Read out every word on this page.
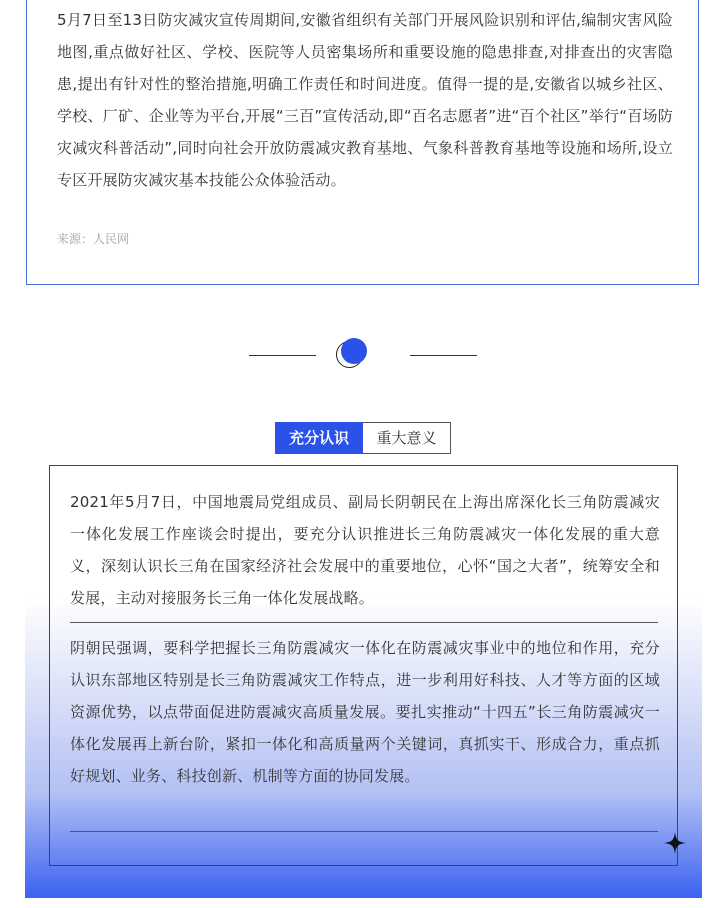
5月7日至13日防灾减灾宣传周期间,安徽省组织有关部门开展风险识别和评估,编制灾害风险地图,重点做好社区、学校、医院等人员密集场所和重要设施的隐患排查,对排查出的灾害隐患,提出有针对性的整治措施,明确工作责任和时间进度。值得一提的是,安徽省以城乡社区、学校、厂矿、企业等为平台,开展“三百”宣传活动,即“百名志愿者”进“百个社区”举行“百场防灾减灾科普活动”,同时向社会开放防震减灾教育基地、气象科普教育基地等设施和场所,设立专区开展防灾减灾基本技能公众体验活动。

来源：人民网

充分认识	重大意义

2021年5月7日，中国地震局党组成员、副局长阴朝民在上海出席深化长三角防震减灾一体化发展工作座谈会时提出，要充分认识推进长三角防震减灾一体化发展的重大意义，深刻认识长三角在国家经济社会发展中的重要地位，心怀“国之大者”，统筹安全和发展，主动对接服务长三角一体化发展战略。

阴朝民强调，要科学把握长三角防震减灾一体化在防震减灾事业中的地位和作用，充分认识东部地区特别是长三角防震减灾工作特点，进一步利用好科技、人才等方面的区域资源优势，以点带面促进防震减灾高质量发展。要扎实推动“十四五”长三角防震减灾一体化发展再上新台阶，紧扣一体化和高质量两个关键词，真抓实干、形成合力，重点抓好规划、业务、科技创新、机制等方面的协同发展。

::::

- **Task prompt**: Without the pictures, repeat all the records word for word.

- **Result for this task**:
Read out every word on this page.
5月7日至13日防灾减灾宣传周期间,安徽省组织有关部门开展风险识别和评估,编制灾害风险地图,重点做好社区、学校、医院等人员密集场所和重要设施的隐患排查,对排查出的灾害隐患,提出有针对性的整治措施,明确工作责任和时间进度。值得一提的是,安徽省以城乡社区、学校、厂矿、企业等为平台,开展“三百”宣传活动,即“百名志愿者”进“百个社区”举行“百场防灾减灾科普活动”,同时向社会开放防震减灾教育基地、气象科普教育基地等设施和场所,设立专区开展防灾减灾基本技能公众体验活动。

来源：人民网

充分认识	重大意义

2021年5月7日，中国地震局党组成员、副局长阴朝民在上海出席深化长三角防震减灾一体化发展工作座谈会时提出，要充分认识推进长三角防震减灾一体化发展的重大意义，深刻认识长三角在国家经济社会发展中的重要地位，心怀“国之大者”，统筹安全和发展，主动对接服务长三角一体化发展战略。

阴朝民强调，要科学把握长三角防震减灾一体化在防震减灾事业中的地位和作用，充分认识东部地区特别是长三角防震减灾工作特点，进一步利用好科技、人才等方面的区域资源优势，以点带面促进防震减灾高质量发展。要扎实推动“十四五”长三角防震减灾一体化发展再上新台阶，紧扣一体化和高质量两个关键词，真抓实干、形成合力，重点抓好规划、业务、科技创新、机制等方面的协同发展。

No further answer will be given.